Only the pictures stay out; every record is to be quoted exactly.

(Excerpts from a figure dataset)
▬▬▬▬▬▬

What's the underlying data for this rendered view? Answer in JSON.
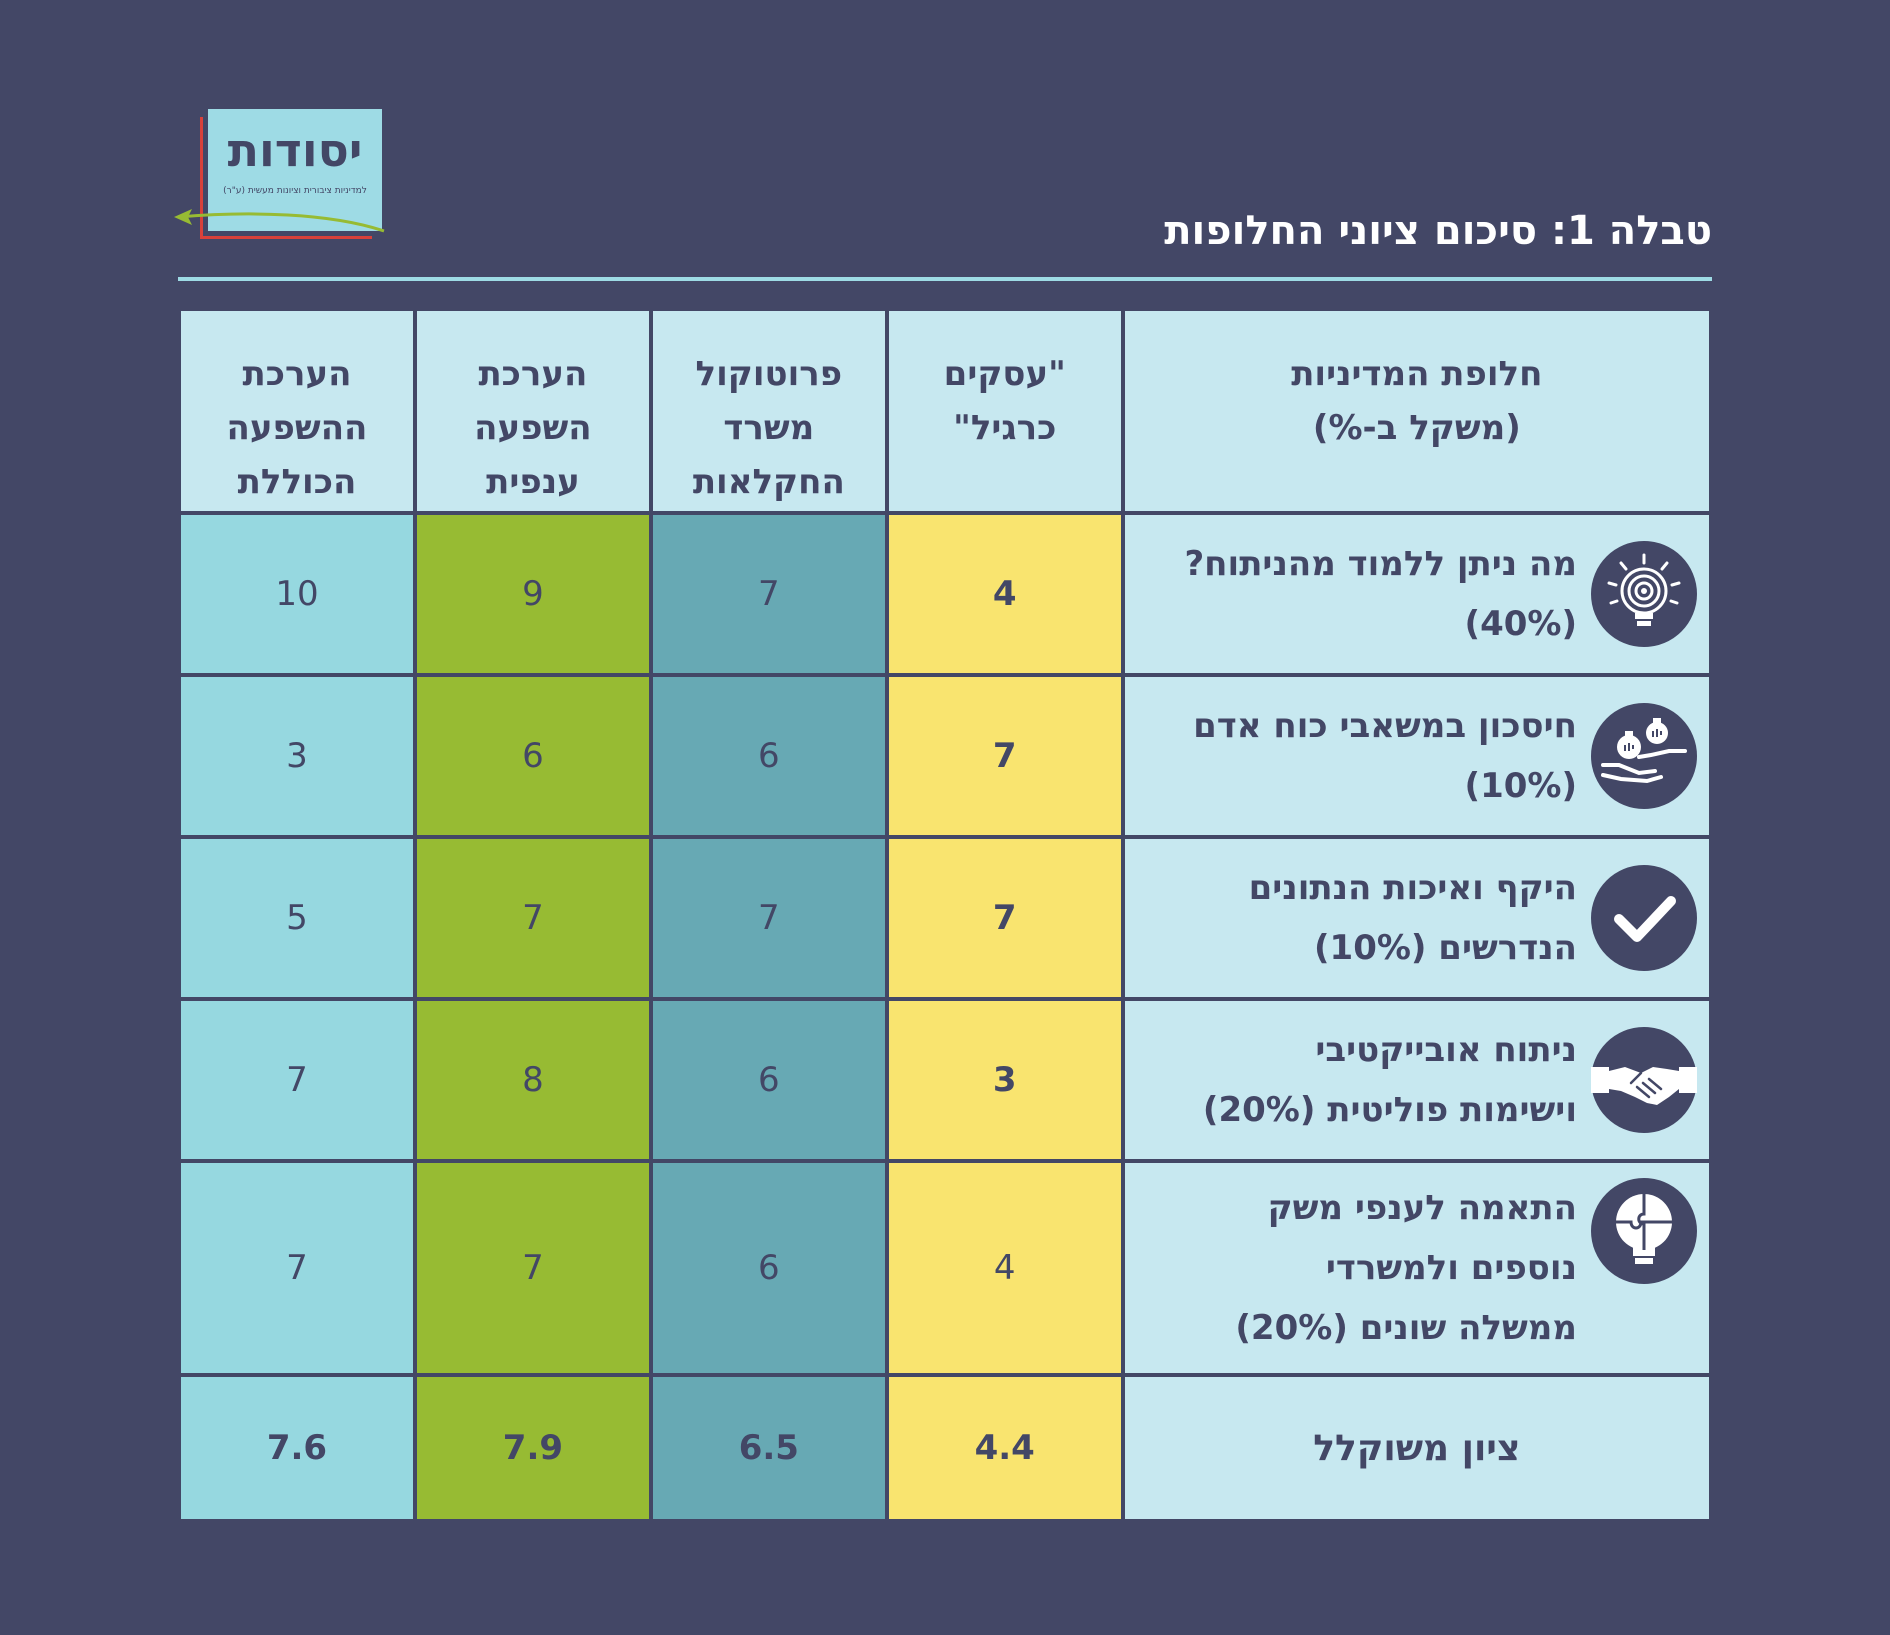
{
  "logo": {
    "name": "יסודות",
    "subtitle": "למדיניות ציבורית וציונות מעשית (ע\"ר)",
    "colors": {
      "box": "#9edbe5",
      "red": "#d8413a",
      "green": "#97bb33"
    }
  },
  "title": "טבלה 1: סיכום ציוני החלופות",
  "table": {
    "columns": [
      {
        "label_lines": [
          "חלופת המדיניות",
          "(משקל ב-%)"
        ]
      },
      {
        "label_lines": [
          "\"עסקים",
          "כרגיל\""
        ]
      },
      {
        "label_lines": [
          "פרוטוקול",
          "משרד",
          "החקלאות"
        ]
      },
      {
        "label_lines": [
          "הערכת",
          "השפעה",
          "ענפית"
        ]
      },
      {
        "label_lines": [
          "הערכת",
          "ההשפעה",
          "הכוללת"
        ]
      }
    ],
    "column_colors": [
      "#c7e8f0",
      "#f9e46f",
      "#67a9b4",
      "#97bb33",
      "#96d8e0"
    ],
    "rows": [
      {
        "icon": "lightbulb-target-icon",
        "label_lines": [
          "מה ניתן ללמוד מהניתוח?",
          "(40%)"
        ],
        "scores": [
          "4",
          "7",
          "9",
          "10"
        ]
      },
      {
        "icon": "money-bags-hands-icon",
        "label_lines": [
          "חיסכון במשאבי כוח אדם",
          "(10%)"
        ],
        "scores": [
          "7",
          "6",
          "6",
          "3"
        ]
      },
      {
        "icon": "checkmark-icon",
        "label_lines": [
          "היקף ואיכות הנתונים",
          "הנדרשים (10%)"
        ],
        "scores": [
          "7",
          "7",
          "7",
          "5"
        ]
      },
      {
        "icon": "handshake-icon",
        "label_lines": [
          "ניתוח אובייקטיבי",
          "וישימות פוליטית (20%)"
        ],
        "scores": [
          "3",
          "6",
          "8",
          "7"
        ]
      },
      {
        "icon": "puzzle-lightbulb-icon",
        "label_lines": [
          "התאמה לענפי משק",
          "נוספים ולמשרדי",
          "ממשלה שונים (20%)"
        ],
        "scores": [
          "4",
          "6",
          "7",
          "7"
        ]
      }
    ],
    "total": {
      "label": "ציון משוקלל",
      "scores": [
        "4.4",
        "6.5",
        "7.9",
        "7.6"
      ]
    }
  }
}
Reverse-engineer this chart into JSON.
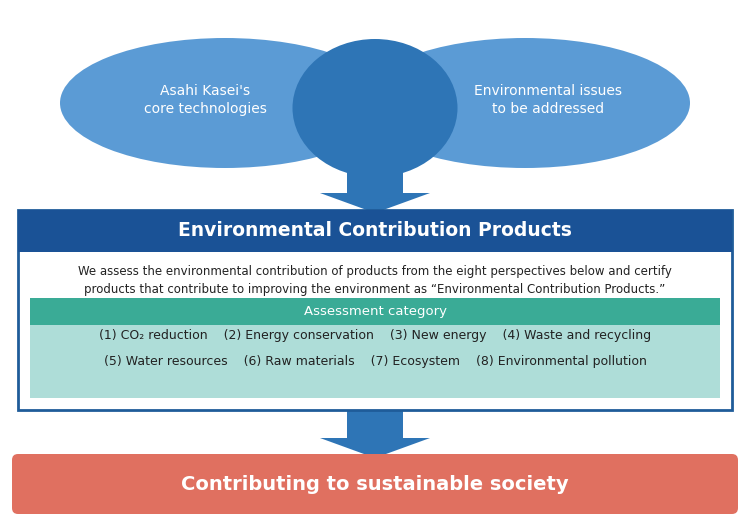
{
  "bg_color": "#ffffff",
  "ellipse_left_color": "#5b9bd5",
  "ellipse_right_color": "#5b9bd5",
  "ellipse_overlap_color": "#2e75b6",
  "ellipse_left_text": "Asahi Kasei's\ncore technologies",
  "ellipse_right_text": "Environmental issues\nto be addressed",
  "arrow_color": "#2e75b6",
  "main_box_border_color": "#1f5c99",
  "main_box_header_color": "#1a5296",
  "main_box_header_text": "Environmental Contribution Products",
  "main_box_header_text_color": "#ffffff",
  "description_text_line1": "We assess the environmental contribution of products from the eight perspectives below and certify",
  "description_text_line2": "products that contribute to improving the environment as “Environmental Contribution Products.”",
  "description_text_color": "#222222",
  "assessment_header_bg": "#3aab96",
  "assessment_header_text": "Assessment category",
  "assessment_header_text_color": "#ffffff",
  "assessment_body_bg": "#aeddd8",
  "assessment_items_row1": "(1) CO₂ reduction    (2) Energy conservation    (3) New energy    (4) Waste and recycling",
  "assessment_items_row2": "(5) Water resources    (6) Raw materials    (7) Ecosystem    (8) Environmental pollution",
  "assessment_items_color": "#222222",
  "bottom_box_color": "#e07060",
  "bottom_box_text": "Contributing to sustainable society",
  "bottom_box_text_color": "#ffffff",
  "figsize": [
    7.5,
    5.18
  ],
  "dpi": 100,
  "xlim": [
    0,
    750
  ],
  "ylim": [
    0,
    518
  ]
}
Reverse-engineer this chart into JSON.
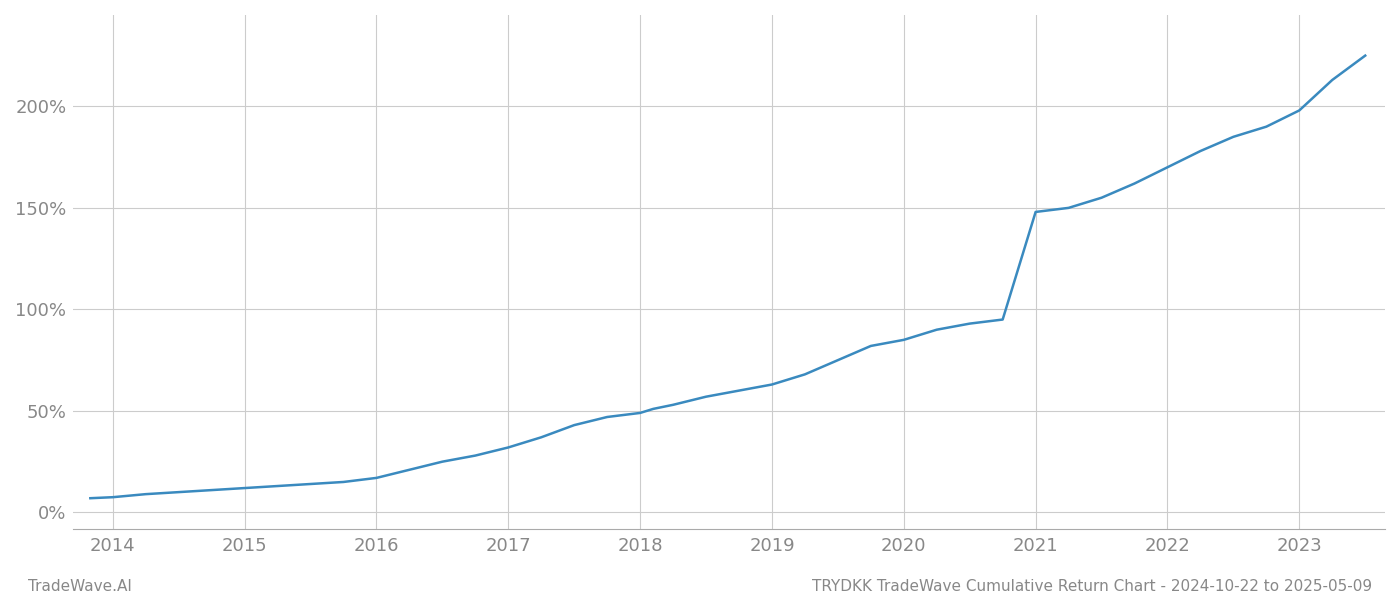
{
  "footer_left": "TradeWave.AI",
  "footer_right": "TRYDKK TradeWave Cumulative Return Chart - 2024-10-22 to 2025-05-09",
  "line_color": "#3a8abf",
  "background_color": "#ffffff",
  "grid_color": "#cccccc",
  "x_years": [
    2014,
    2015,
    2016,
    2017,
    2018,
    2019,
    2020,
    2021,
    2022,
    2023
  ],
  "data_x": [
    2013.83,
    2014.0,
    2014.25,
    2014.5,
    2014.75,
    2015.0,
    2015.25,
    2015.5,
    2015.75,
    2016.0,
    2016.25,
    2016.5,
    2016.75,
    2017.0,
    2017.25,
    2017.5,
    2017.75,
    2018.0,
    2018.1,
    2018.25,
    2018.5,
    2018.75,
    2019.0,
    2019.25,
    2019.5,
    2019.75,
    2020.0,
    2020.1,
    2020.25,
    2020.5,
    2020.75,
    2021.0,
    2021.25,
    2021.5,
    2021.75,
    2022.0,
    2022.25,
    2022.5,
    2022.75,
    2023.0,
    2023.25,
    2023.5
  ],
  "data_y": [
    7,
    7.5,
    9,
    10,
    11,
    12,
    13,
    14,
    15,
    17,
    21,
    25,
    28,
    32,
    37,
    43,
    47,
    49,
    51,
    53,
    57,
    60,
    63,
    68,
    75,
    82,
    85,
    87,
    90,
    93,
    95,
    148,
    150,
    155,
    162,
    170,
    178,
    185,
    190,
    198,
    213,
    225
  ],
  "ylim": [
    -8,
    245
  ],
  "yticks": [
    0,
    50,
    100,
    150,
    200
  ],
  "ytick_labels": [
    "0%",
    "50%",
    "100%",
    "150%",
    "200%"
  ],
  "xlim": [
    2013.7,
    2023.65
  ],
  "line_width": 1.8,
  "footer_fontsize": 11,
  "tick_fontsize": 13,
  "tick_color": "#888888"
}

▬▬▬▬▬▬

**Exercise result**.
What's the underlying data for this rendered view? Answer in JSON.
{
  "logo": {
    "name": "יסודות",
    "subtitle": "למדיניות ציבורית וציונות מעשית (ע\"ר)",
    "colors": {
      "box": "#9edbe5",
      "red": "#d8413a",
      "green": "#97bb33"
    }
  },
  "title": "טבלה 1: סיכום ציוני החלופות",
  "table": {
    "columns": [
      {
        "label_lines": [
          "חלופת המדיניות",
          "(משקל ב-%)"
        ]
      },
      {
        "label_lines": [
          "\"עסקים",
          "כרגיל\""
        ]
      },
      {
        "label_lines": [
          "פרוטוקול",
          "משרד",
          "החקלאות"
        ]
      },
      {
        "label_lines": [
          "הערכת",
          "השפעה",
          "ענפית"
        ]
      },
      {
        "label_lines": [
          "הערכת",
          "ההשפעה",
          "הכוללת"
        ]
      }
    ],
    "column_colors": [
      "#c7e8f0",
      "#f9e46f",
      "#67a9b4",
      "#97bb33",
      "#96d8e0"
    ],
    "rows": [
      {
        "icon": "lightbulb-target-icon",
        "label_lines": [
          "מה ניתן ללמוד מהניתוח?",
          "(40%)"
        ],
        "scores": [
          "4",
          "7",
          "9",
          "10"
        ]
      },
      {
        "icon": "money-bags-hands-icon",
        "label_lines": [
          "חיסכון במשאבי כוח אדם",
          "(10%)"
        ],
        "scores": [
          "7",
          "6",
          "6",
          "3"
        ]
      },
      {
        "icon": "checkmark-icon",
        "label_lines": [
          "היקף ואיכות הנתונים",
          "הנדרשים (10%)"
        ],
        "scores": [
          "7",
          "7",
          "7",
          "5"
        ]
      },
      {
        "icon": "handshake-icon",
        "label_lines": [
          "ניתוח אובייקטיבי",
          "וישימות פוליטית (20%)"
        ],
        "scores": [
          "3",
          "6",
          "8",
          "7"
        ]
      },
      {
        "icon": "puzzle-lightbulb-icon",
        "label_lines": [
          "התאמה לענפי משק",
          "נוספים ולמשרדי",
          "ממשלה שונים (20%)"
        ],
        "scores": [
          "4",
          "6",
          "7",
          "7"
        ]
      }
    ],
    "total": {
      "label": "ציון משוקלל",
      "scores": [
        "4.4",
        "6.5",
        "7.9",
        "7.6"
      ]
    }
  }
}
Reverse-engineer this chart into JSON.
{
  "bg_color": "#ffffff",
  "ellipse_left_color": "#5b9bd5",
  "ellipse_right_color": "#5b9bd5",
  "ellipse_overlap_color": "#2e75b6",
  "ellipse_left_text": "Asahi Kasei's\ncore technologies",
  "ellipse_right_text": "Environmental issues\nto be addressed",
  "arrow_color": "#2e75b6",
  "main_box_border_color": "#1f5c99",
  "main_box_header_color": "#1a5296",
  "main_box_header_text": "Environmental Contribution Products",
  "main_box_header_text_color": "#ffffff",
  "description_text_line1": "We assess the environmental contribution of products from the eight perspectives below and certify",
  "description_text_line2": "products that contribute to improving the environment as “Environmental Contribution Products.”",
  "description_text_color": "#222222",
  "assessment_header_bg": "#3aab96",
  "assessment_header_text": "Assessment category",
  "assessment_header_text_color": "#ffffff",
  "assessment_body_bg": "#aeddd8",
  "assessment_items_row1": "(1) CO₂ reduction    (2) Energy conservation    (3) New energy    (4) Waste and recycling",
  "assessment_items_row2": "(5) Water resources    (6) Raw materials    (7) Ecosystem    (8) Environmental pollution",
  "assessment_items_color": "#222222",
  "bottom_box_color": "#e07060",
  "bottom_box_text": "Contributing to sustainable society",
  "bottom_box_text_color": "#ffffff",
  "figsize": [
    7.5,
    5.18
  ],
  "dpi": 100,
  "xlim": [
    0,
    750
  ],
  "ylim": [
    0,
    518
  ]
}
Reverse-engineer this chart into JSON.
{
  "footer_left": "TradeWave.AI",
  "footer_right": "TRYDKK TradeWave Cumulative Return Chart - 2024-10-22 to 2025-05-09",
  "line_color": "#3a8abf",
  "background_color": "#ffffff",
  "grid_color": "#cccccc",
  "x_years": [
    2014,
    2015,
    2016,
    2017,
    2018,
    2019,
    2020,
    2021,
    2022,
    2023
  ],
  "data_x": [
    2013.83,
    2014.0,
    2014.25,
    2014.5,
    2014.75,
    2015.0,
    2015.25,
    2015.5,
    2015.75,
    2016.0,
    2016.25,
    2016.5,
    2016.75,
    2017.0,
    2017.25,
    2017.5,
    2017.75,
    2018.0,
    2018.1,
    2018.25,
    2018.5,
    2018.75,
    2019.0,
    2019.25,
    2019.5,
    2019.75,
    2020.0,
    2020.1,
    2020.25,
    2020.5,
    2020.75,
    2021.0,
    2021.25,
    2021.5,
    2021.75,
    2022.0,
    2022.25,
    2022.5,
    2022.75,
    2023.0,
    2023.25,
    2023.5
  ],
  "data_y": [
    7,
    7.5,
    9,
    10,
    11,
    12,
    13,
    14,
    15,
    17,
    21,
    25,
    28,
    32,
    37,
    43,
    47,
    49,
    51,
    53,
    57,
    60,
    63,
    68,
    75,
    82,
    85,
    87,
    90,
    93,
    95,
    148,
    150,
    155,
    162,
    170,
    178,
    185,
    190,
    198,
    213,
    225
  ],
  "ylim": [
    -8,
    245
  ],
  "yticks": [
    0,
    50,
    100,
    150,
    200
  ],
  "ytick_labels": [
    "0%",
    "50%",
    "100%",
    "150%",
    "200%"
  ],
  "xlim": [
    2013.7,
    2023.65
  ],
  "line_width": 1.8,
  "footer_fontsize": 11,
  "tick_fontsize": 13,
  "tick_color": "#888888"
}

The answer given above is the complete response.